Short exercise: Restate each entry word for word, leaving nothing out.

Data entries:

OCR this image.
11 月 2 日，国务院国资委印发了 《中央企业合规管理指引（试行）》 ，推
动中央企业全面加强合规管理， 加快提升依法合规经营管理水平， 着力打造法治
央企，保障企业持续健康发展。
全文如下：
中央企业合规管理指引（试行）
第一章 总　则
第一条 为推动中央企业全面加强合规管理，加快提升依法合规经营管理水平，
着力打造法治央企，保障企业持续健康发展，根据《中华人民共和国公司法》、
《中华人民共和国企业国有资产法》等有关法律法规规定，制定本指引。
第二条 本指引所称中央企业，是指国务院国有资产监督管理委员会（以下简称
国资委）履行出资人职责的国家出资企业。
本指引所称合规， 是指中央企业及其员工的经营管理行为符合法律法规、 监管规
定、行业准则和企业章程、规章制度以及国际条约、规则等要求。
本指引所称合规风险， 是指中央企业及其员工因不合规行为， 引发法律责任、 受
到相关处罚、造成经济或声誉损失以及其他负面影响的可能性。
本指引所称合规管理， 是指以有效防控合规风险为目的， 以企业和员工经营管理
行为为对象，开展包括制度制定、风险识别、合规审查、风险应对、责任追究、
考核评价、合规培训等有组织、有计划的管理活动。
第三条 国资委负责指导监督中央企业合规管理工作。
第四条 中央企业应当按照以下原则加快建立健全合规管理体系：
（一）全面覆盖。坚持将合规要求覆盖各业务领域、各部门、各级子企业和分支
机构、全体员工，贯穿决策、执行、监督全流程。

Correct response:
OCR this image.
11 月 2 日，国务院国资委印发了 《中央企业合规管理指引（试行）》 ，推
动中央企业全面加强合规管理， 加快提升依法合规经营管理水平， 着力打造法治
央企，保障企业持续健康发展。
全文如下：
中央企业合规管理指引（试行）
第一章 总　则
第一条 为推动中央企业全面加强合规管理，加快提升依法合规经营管理水平，
着力打造法治央企，保障企业持续健康发展，根据《中华人民共和国公司法》、
《中华人民共和国企业国有资产法》等有关法律法规规定，制定本指引。
第二条 本指引所称中央企业，是指国务院国有资产监督管理委员会（以下简称
国资委）履行出资人职责的国家出资企业。
本指引所称合规， 是指中央企业及其员工的经营管理行为符合法律法规、 监管规
定、行业准则和企业章程、规章制度以及国际条约、规则等要求。
本指引所称合规风险， 是指中央企业及其员工因不合规行为， 引发法律责任、 受
到相关处罚、造成经济或声誉损失以及其他负面影响的可能性。
本指引所称合规管理， 是指以有效防控合规风险为目的， 以企业和员工经营管理
行为为对象，开展包括制度制定、风险识别、合规审查、风险应对、责任追究、
考核评价、合规培训等有组织、有计划的管理活动。
第三条 国资委负责指导监督中央企业合规管理工作。
第四条 中央企业应当按照以下原则加快建立健全合规管理体系：
（一）全面覆盖。坚持将合规要求覆盖各业务领域、各部门、各级子企业和分支
机构、全体员工，贯穿决策、执行、监督全流程。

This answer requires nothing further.